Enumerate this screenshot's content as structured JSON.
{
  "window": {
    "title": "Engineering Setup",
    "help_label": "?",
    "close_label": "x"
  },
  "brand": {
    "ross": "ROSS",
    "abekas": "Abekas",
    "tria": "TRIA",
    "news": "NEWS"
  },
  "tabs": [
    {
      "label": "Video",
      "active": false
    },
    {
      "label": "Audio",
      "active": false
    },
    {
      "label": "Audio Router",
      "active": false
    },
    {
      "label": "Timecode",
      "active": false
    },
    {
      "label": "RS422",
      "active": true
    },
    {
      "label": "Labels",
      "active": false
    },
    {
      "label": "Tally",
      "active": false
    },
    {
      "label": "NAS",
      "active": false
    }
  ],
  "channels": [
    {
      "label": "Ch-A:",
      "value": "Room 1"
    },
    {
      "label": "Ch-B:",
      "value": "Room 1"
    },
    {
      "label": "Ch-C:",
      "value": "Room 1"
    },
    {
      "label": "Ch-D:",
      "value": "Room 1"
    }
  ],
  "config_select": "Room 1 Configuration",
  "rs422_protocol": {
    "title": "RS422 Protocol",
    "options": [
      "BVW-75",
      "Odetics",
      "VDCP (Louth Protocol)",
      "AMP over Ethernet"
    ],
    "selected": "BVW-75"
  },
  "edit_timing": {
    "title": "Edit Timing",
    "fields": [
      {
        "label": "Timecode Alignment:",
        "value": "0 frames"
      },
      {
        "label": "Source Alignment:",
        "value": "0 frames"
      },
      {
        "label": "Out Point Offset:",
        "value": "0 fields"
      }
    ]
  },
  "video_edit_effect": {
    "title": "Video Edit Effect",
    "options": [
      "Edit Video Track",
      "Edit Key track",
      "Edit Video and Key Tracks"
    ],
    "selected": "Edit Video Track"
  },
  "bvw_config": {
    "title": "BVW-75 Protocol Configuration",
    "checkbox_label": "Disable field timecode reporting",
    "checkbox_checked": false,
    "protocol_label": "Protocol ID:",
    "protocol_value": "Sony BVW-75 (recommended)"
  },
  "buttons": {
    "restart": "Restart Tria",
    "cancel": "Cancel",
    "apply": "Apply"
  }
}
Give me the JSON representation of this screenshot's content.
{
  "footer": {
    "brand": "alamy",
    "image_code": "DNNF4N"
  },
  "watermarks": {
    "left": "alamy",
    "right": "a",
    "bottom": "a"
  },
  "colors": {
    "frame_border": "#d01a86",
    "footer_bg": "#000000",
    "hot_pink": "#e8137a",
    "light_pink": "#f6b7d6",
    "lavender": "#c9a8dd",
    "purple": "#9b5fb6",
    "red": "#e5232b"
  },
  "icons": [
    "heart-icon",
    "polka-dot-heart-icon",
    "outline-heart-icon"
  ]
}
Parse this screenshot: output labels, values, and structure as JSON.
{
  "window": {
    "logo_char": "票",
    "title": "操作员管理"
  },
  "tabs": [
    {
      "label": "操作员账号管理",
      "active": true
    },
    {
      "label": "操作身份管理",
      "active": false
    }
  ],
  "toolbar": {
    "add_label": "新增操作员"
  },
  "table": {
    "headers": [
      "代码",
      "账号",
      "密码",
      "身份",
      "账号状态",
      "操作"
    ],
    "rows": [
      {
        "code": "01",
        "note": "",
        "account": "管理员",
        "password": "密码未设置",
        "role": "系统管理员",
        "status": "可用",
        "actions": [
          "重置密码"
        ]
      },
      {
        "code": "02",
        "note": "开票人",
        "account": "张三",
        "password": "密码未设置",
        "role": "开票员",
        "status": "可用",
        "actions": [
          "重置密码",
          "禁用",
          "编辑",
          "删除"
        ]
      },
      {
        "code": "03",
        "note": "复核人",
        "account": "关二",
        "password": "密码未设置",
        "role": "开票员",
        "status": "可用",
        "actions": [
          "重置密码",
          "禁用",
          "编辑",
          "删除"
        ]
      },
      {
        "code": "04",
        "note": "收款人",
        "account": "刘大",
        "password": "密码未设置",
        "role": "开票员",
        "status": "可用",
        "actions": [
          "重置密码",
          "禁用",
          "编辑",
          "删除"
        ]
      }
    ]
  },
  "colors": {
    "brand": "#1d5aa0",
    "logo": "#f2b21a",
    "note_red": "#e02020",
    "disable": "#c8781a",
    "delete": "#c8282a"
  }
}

Exercise directions:
Return what is listed above, exactly and completely.

Answer:
Enumerate this screenshot's content as structured JSON.
{
  "window": {
    "title": "Engineering Setup",
    "help_label": "?",
    "close_label": "x"
  },
  "brand": {
    "ross": "ROSS",
    "abekas": "Abekas",
    "tria": "TRIA",
    "news": "NEWS"
  },
  "tabs": [
    {
      "label": "Video",
      "active": false
    },
    {
      "label": "Audio",
      "active": false
    },
    {
      "label": "Audio Router",
      "active": false
    },
    {
      "label": "Timecode",
      "active": false
    },
    {
      "label": "RS422",
      "active": true
    },
    {
      "label": "Labels",
      "active": false
    },
    {
      "label": "Tally",
      "active": false
    },
    {
      "label": "NAS",
      "active": false
    }
  ],
  "channels": [
    {
      "label": "Ch-A:",
      "value": "Room 1"
    },
    {
      "label": "Ch-B:",
      "value": "Room 1"
    },
    {
      "label": "Ch-C:",
      "value": "Room 1"
    },
    {
      "label": "Ch-D:",
      "value": "Room 1"
    }
  ],
  "config_select": "Room 1 Configuration",
  "rs422_protocol": {
    "title": "RS422 Protocol",
    "options": [
      "BVW-75",
      "Odetics",
      "VDCP (Louth Protocol)",
      "AMP over Ethernet"
    ],
    "selected": "BVW-75"
  },
  "edit_timing": {
    "title": "Edit Timing",
    "fields": [
      {
        "label": "Timecode Alignment:",
        "value": "0 frames"
      },
      {
        "label": "Source Alignment:",
        "value": "0 frames"
      },
      {
        "label": "Out Point Offset:",
        "value": "0 fields"
      }
    ]
  },
  "video_edit_effect": {
    "title": "Video Edit Effect",
    "options": [
      "Edit Video Track",
      "Edit Key track",
      "Edit Video and Key Tracks"
    ],
    "selected": "Edit Video Track"
  },
  "bvw_config": {
    "title": "BVW-75 Protocol Configuration",
    "checkbox_label": "Disable field timecode reporting",
    "checkbox_checked": false,
    "protocol_label": "Protocol ID:",
    "protocol_value": "Sony BVW-75 (recommended)"
  },
  "buttons": {
    "restart": "Restart Tria",
    "cancel": "Cancel",
    "apply": "Apply"
  }
}
Give me the JSON representation of this screenshot's content.
{
  "footer": {
    "brand": "alamy",
    "image_code": "DNNF4N"
  },
  "watermarks": {
    "left": "alamy",
    "right": "a",
    "bottom": "a"
  },
  "colors": {
    "frame_border": "#d01a86",
    "footer_bg": "#000000",
    "hot_pink": "#e8137a",
    "light_pink": "#f6b7d6",
    "lavender": "#c9a8dd",
    "purple": "#9b5fb6",
    "red": "#e5232b"
  },
  "icons": [
    "heart-icon",
    "polka-dot-heart-icon",
    "outline-heart-icon"
  ]
}
Parse this screenshot: output labels, values, and structure as JSON.
{
  "window": {
    "logo_char": "票",
    "title": "操作员管理"
  },
  "tabs": [
    {
      "label": "操作员账号管理",
      "active": true
    },
    {
      "label": "操作身份管理",
      "active": false
    }
  ],
  "toolbar": {
    "add_label": "新增操作员"
  },
  "table": {
    "headers": [
      "代码",
      "账号",
      "密码",
      "身份",
      "账号状态",
      "操作"
    ],
    "rows": [
      {
        "code": "01",
        "note": "",
        "account": "管理员",
        "password": "密码未设置",
        "role": "系统管理员",
        "status": "可用",
        "actions": [
          "重置密码"
        ]
      },
      {
        "code": "02",
        "note": "开票人",
        "account": "张三",
        "password": "密码未设置",
        "role": "开票员",
        "status": "可用",
        "actions": [
          "重置密码",
          "禁用",
          "编辑",
          "删除"
        ]
      },
      {
        "code": "03",
        "note": "复核人",
        "account": "关二",
        "password": "密码未设置",
        "role": "开票员",
        "status": "可用",
        "actions": [
          "重置密码",
          "禁用",
          "编辑",
          "删除"
        ]
      },
      {
        "code": "04",
        "note": "收款人",
        "account": "刘大",
        "password": "密码未设置",
        "role": "开票员",
        "status": "可用",
        "actions": [
          "重置密码",
          "禁用",
          "编辑",
          "删除"
        ]
      }
    ]
  },
  "colors": {
    "brand": "#1d5aa0",
    "logo": "#f2b21a",
    "note_red": "#e02020",
    "disable": "#c8781a",
    "delete": "#c8282a"
  }
}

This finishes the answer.